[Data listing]
========================================

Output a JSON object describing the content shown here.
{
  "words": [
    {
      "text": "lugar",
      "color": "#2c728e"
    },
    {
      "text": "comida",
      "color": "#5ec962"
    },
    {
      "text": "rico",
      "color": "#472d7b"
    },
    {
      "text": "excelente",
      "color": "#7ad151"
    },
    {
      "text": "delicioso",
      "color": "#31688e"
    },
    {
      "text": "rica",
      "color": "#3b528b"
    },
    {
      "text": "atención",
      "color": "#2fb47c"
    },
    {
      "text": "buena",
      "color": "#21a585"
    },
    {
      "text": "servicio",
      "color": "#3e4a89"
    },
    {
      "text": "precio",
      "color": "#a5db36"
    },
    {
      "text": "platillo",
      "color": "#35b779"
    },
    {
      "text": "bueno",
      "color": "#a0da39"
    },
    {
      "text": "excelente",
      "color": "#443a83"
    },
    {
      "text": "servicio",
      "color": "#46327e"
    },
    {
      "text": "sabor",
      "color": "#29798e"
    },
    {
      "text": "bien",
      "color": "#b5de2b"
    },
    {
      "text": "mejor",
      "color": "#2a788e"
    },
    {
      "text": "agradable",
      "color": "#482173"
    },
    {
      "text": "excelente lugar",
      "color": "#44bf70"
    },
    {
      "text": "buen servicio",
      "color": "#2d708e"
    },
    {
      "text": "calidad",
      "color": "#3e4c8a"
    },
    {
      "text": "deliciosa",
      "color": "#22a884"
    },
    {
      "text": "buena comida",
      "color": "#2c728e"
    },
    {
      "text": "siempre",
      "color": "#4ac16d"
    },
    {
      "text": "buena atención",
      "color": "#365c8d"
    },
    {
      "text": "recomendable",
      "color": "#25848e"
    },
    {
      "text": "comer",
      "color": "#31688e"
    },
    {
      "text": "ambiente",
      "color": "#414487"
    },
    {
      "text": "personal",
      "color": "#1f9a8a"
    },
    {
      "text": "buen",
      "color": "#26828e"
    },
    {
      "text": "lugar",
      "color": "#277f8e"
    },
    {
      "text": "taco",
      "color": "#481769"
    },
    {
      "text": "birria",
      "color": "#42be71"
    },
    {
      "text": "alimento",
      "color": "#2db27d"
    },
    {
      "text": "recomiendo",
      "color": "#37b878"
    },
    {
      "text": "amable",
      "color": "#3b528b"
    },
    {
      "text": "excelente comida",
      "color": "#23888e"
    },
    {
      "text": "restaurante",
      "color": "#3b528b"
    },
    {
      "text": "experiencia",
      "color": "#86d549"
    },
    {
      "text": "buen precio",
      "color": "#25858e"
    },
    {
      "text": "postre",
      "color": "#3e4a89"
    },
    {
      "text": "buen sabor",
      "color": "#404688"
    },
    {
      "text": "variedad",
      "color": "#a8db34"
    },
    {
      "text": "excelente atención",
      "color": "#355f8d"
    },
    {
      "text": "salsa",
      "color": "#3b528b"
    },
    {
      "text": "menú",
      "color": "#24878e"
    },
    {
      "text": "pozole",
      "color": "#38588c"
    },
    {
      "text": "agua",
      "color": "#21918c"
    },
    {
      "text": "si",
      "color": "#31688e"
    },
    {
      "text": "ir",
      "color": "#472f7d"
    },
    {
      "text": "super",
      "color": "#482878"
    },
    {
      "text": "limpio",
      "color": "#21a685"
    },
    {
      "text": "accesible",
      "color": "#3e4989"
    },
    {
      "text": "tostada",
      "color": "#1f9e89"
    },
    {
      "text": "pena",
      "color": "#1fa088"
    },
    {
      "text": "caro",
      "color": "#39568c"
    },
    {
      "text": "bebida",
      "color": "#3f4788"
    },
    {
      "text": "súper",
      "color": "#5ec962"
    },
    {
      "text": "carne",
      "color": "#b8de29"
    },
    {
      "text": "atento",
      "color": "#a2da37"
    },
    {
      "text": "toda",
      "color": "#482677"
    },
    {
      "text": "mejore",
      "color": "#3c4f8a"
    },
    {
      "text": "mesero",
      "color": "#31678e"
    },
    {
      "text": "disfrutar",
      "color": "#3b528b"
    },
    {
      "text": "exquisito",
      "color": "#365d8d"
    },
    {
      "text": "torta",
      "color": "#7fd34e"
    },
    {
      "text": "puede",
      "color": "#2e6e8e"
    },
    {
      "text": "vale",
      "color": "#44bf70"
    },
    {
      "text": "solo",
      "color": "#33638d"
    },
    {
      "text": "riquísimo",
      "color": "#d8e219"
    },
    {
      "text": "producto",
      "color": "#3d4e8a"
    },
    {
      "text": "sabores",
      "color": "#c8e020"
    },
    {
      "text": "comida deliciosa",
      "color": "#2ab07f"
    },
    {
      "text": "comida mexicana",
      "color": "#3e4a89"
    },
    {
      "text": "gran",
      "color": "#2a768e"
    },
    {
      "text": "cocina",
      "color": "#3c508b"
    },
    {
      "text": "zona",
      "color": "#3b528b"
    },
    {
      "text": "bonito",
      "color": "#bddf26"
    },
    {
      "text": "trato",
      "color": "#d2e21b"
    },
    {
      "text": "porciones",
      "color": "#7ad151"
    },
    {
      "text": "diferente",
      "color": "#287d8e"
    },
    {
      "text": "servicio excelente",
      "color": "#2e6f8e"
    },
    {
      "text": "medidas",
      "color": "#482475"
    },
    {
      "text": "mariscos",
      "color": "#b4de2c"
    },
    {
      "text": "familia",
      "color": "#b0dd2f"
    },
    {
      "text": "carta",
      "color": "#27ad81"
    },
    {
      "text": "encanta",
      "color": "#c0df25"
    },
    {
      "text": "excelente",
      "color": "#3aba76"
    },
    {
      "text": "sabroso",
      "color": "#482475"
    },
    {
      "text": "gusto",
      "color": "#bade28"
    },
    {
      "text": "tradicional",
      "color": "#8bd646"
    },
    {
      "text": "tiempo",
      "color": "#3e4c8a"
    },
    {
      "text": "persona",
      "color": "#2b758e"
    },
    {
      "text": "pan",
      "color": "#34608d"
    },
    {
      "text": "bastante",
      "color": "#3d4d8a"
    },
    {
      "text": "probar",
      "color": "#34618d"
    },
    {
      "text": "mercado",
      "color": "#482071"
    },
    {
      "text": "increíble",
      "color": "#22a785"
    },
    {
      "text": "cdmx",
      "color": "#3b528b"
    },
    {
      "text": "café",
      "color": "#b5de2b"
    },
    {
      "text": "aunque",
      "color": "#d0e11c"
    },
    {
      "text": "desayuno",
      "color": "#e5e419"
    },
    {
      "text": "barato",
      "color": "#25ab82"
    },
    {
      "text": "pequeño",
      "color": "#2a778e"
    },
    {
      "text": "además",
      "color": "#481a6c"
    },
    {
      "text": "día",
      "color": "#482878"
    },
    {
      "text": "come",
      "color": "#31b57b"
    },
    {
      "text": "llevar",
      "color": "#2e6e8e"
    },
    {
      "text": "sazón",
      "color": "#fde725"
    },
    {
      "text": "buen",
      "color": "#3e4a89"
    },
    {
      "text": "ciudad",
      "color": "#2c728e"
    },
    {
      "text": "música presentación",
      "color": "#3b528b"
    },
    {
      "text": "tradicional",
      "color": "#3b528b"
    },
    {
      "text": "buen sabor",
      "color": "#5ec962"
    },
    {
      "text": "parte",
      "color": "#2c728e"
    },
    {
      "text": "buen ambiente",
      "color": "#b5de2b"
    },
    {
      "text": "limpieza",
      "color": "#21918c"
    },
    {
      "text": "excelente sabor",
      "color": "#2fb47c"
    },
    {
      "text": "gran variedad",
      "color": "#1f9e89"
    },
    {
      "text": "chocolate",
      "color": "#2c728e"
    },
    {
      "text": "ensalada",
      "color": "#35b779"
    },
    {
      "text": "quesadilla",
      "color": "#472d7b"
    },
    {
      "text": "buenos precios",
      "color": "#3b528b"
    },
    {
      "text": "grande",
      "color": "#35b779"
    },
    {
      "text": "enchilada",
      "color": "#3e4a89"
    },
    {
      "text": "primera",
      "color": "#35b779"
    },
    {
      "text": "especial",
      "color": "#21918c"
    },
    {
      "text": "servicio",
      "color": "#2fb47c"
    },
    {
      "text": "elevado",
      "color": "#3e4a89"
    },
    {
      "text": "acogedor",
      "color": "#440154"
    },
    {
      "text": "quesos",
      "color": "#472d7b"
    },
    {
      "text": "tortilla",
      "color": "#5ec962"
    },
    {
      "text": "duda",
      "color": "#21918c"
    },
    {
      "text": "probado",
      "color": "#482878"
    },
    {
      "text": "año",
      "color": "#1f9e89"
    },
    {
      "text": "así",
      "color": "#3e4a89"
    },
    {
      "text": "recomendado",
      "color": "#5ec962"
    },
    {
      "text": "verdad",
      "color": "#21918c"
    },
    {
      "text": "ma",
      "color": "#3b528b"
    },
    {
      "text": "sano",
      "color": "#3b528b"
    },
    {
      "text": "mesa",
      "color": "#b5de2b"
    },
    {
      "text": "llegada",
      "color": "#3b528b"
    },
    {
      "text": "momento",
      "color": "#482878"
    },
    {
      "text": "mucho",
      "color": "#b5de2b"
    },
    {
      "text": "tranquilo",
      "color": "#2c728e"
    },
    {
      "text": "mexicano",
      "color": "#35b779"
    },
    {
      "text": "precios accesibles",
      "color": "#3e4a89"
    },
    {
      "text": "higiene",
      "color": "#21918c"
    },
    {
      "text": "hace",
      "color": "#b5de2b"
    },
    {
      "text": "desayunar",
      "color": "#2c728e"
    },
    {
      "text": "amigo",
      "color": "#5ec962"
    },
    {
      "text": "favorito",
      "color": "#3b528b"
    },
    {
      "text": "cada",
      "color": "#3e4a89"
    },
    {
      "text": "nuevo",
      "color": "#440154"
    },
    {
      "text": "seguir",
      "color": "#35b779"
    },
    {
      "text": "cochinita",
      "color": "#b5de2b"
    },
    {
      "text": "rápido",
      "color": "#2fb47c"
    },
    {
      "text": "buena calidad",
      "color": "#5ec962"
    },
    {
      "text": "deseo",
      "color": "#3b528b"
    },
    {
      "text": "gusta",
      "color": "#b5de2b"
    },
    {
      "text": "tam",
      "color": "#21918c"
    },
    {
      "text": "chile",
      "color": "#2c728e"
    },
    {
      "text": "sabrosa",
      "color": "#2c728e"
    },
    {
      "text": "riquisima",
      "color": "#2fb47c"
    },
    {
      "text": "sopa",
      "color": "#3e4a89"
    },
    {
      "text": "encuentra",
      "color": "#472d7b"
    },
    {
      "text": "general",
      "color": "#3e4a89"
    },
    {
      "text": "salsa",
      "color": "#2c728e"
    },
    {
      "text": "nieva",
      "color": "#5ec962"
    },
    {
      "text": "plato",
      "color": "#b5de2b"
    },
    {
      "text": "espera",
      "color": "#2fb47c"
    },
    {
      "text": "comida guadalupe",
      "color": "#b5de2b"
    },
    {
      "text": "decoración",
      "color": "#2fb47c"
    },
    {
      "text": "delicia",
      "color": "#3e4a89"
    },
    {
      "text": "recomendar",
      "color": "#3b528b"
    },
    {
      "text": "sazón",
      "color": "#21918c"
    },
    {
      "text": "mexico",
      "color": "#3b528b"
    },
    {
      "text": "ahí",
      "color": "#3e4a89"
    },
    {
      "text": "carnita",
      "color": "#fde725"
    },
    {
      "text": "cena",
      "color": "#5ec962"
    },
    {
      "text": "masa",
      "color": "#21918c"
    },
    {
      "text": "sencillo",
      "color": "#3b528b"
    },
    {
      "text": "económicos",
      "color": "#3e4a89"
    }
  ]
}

========================================

Task instructions >>
Work out how many lines in the records above contain the word "comida", and give only that number.

Correct result >>
6